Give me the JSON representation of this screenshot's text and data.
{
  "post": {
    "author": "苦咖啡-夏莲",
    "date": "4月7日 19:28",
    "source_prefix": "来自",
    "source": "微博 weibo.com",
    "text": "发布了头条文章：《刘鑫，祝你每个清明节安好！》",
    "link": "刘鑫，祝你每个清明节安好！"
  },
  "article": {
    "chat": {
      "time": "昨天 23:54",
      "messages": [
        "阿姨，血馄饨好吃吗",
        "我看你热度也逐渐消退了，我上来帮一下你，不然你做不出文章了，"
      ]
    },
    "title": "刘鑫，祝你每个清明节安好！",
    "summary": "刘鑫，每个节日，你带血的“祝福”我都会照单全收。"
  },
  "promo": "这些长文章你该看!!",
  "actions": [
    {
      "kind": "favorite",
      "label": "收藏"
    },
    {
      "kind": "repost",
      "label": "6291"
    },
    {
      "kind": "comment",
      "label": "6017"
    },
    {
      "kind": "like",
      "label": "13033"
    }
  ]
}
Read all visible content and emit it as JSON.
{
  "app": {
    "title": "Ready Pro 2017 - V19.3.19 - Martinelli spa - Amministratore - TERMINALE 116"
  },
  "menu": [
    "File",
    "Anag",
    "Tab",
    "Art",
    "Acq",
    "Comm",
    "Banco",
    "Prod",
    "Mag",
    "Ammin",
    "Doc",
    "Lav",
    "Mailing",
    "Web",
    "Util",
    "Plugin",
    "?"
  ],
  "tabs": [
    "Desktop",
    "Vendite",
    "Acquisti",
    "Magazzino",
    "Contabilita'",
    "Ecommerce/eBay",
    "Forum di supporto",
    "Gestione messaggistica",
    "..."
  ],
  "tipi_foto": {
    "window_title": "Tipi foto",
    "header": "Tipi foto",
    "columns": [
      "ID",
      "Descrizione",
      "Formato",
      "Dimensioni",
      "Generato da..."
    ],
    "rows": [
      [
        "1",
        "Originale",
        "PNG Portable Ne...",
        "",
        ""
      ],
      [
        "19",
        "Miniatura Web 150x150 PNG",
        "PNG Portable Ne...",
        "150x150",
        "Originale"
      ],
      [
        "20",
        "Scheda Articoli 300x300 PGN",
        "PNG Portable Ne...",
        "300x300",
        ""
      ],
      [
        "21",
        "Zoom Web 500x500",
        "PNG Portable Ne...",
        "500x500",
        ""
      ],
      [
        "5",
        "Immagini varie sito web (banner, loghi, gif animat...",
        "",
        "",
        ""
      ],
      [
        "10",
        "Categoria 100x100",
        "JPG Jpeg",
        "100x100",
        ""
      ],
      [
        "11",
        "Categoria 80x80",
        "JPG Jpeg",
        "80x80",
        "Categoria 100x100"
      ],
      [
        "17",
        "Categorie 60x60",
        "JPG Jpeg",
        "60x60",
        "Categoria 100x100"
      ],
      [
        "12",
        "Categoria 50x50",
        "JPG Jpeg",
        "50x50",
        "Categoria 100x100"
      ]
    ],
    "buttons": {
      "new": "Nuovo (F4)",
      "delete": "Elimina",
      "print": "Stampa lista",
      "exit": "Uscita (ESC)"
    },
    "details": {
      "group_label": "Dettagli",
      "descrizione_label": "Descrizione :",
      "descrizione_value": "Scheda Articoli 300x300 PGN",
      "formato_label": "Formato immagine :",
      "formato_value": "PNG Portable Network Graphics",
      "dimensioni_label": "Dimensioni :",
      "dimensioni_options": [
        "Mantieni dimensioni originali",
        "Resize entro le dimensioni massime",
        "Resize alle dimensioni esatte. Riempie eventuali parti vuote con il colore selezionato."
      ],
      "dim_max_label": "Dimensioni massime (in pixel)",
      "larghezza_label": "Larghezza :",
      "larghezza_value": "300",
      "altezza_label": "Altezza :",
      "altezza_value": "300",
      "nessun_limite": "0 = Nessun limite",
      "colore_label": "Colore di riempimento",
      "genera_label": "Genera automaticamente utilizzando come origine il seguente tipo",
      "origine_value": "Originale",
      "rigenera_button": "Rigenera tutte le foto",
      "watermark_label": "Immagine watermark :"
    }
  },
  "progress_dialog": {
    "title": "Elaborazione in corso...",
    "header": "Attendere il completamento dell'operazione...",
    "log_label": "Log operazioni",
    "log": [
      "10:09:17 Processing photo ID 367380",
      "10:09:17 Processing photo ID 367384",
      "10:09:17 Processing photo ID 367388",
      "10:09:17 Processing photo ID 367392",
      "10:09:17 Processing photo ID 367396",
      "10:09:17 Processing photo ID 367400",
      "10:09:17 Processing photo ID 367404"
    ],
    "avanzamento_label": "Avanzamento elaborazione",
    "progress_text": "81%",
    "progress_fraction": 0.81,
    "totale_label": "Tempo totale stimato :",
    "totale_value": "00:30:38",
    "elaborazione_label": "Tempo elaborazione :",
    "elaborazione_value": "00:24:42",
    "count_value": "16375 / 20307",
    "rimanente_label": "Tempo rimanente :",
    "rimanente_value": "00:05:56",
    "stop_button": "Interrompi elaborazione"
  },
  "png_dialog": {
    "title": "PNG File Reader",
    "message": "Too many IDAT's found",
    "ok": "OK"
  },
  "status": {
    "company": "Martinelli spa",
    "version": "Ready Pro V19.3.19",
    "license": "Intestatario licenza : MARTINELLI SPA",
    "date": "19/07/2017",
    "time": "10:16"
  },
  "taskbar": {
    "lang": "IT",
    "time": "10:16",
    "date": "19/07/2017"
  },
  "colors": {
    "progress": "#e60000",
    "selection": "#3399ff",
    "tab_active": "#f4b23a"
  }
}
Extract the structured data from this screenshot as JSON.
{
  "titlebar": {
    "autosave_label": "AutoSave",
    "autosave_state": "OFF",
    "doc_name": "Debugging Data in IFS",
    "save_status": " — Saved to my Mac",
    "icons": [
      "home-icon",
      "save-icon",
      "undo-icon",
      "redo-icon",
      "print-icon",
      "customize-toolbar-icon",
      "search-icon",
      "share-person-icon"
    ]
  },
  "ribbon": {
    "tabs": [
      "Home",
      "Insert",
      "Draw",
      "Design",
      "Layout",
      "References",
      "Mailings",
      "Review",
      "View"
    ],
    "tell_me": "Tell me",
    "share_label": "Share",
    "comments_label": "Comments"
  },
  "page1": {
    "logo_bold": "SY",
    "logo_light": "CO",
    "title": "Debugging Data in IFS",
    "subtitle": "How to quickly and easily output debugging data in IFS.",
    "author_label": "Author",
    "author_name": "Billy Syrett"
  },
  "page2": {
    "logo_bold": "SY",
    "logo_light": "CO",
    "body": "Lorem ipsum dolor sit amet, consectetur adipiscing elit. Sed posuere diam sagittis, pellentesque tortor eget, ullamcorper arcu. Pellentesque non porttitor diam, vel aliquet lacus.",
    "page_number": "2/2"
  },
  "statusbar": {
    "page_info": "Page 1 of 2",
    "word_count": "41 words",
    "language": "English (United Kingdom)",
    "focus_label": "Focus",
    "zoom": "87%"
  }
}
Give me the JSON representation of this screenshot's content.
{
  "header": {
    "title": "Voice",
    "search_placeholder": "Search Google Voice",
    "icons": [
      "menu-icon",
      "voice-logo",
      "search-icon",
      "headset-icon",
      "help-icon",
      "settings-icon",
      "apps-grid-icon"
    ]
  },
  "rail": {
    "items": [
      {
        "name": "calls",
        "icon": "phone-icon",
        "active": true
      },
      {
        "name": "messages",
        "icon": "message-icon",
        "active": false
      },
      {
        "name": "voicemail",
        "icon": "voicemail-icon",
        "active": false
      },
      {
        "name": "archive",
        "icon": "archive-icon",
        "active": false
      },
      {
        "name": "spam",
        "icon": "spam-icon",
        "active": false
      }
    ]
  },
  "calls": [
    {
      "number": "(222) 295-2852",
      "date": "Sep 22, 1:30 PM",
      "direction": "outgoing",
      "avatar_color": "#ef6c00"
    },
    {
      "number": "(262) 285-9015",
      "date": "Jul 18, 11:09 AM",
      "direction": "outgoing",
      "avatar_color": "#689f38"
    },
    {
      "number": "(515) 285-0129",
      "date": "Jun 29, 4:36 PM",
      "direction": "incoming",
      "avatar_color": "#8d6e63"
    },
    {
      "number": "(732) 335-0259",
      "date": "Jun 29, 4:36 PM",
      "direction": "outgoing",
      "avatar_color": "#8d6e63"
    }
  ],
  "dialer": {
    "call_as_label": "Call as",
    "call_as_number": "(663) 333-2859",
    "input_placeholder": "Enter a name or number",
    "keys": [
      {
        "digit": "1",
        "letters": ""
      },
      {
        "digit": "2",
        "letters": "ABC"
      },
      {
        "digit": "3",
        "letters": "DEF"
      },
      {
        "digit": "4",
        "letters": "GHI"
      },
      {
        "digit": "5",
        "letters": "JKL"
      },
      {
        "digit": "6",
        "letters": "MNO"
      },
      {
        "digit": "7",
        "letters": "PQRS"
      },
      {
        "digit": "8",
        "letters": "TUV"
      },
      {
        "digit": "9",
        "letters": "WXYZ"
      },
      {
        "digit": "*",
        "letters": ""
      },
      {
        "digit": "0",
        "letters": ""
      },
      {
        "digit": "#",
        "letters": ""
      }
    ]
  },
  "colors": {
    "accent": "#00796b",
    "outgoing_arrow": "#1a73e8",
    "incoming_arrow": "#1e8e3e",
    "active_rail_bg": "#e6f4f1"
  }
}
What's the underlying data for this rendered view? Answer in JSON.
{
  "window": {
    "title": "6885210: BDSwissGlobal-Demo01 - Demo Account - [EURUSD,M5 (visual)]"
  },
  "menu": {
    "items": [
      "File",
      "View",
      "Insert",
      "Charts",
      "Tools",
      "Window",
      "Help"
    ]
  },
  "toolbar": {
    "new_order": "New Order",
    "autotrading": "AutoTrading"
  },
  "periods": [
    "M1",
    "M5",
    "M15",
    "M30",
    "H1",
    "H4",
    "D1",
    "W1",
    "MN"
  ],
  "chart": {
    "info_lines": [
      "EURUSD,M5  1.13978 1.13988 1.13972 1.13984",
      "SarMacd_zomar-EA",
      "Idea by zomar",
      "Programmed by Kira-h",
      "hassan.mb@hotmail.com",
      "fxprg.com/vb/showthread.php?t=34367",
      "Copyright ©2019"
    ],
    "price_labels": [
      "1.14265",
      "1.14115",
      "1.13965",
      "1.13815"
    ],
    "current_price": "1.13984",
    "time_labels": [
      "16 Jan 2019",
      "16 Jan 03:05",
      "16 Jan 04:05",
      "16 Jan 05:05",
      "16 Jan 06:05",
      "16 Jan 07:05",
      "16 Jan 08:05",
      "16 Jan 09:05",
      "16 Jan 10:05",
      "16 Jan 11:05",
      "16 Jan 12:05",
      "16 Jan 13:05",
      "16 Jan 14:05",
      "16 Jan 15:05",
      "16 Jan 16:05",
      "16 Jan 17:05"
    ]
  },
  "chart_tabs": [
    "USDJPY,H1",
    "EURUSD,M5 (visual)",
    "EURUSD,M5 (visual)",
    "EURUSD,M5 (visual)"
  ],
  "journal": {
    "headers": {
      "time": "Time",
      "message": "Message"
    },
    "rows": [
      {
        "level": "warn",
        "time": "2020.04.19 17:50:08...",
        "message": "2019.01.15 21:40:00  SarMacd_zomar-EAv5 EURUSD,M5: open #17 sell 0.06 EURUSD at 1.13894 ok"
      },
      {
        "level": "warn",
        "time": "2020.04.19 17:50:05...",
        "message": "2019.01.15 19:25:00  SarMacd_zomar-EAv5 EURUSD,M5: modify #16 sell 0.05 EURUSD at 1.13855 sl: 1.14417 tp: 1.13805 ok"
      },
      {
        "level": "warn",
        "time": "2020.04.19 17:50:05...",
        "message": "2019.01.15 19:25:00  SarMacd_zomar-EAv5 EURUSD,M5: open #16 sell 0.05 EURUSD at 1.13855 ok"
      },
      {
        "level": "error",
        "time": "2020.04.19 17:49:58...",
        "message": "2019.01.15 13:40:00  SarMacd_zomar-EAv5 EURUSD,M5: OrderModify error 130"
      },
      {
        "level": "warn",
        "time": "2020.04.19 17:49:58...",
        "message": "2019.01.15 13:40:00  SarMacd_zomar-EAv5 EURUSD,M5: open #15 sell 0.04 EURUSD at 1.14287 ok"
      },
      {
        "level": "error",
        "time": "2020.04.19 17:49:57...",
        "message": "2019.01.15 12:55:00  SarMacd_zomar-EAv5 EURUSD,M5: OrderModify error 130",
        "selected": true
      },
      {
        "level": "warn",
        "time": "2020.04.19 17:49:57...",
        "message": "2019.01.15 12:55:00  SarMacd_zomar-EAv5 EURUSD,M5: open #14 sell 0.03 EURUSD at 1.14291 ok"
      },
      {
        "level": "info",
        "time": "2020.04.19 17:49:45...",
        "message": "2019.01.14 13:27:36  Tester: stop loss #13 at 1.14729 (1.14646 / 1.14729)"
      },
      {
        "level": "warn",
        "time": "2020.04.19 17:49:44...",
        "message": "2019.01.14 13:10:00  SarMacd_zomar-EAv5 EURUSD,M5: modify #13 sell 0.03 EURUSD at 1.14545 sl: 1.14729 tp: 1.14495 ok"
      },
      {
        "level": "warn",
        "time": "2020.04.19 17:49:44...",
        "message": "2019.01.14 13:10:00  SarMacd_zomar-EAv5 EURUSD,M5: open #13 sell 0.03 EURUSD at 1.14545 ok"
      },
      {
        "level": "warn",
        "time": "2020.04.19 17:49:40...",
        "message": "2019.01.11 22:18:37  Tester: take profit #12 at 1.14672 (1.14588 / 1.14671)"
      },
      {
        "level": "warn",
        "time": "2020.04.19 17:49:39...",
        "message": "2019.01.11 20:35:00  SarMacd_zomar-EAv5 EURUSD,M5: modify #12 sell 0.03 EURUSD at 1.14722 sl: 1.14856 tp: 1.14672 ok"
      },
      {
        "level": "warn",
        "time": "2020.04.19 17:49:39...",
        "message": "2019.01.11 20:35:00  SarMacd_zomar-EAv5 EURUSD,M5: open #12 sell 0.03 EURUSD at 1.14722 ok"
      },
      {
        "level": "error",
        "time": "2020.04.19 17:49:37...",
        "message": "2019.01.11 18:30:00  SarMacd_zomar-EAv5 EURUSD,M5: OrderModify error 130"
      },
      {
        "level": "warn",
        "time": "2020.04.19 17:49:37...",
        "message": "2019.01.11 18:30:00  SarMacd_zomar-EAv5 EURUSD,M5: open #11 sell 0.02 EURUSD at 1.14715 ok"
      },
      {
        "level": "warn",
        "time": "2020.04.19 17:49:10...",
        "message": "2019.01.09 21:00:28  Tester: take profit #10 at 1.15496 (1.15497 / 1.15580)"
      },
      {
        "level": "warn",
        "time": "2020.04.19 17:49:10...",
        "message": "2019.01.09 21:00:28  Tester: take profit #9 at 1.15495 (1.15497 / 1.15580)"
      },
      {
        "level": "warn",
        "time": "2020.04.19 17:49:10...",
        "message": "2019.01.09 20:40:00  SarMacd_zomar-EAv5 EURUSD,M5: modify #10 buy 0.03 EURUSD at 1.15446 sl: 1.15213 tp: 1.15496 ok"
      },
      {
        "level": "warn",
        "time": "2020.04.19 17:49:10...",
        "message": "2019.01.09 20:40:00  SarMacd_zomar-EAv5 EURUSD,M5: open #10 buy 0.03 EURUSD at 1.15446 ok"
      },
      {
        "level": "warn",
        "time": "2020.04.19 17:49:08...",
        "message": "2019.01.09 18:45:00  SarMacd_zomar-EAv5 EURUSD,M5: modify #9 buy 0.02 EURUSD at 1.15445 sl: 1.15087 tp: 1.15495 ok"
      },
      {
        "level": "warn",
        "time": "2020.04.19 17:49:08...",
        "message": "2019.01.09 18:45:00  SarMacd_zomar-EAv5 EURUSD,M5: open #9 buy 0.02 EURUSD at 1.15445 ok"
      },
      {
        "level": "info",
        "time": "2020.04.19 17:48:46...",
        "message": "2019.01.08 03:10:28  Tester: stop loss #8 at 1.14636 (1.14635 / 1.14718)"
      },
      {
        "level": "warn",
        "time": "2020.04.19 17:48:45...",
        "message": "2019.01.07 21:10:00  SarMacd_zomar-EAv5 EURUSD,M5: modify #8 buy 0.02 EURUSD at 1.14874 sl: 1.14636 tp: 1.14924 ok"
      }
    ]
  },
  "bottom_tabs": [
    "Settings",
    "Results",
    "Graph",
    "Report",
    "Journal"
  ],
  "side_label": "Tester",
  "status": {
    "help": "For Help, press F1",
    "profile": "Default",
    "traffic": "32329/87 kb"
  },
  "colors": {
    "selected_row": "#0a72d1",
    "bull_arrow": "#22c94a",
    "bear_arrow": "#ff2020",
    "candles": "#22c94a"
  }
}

********

• [What is expected] For this exercise, gather every line of the data that contains the word "Tester".

• [Answer to this exercise]
        "message": "2019.01.14 13:27:36  Tester: stop loss #13 at 1.14729 (1.14646 / 1.14729)"
        "message": "2019.01.11 22:18:37  Tester: take profit #12 at 1.14672 (1.14588 / 1.14671)"
        "message": "2019.01.09 21:00:28  Tester: take profit #10 at 1.15496 (1.15497 / 1.15580)"
        "message": "2019.01.09 21:00:28  Tester: take profit #9 at 1.15495 (1.15497 / 1.15580)"
        "message": "2019.01.08 03:10:28  Tester: stop loss #8 at 1.14636 (1.14635 / 1.14718)"
  "side_label": "Tester",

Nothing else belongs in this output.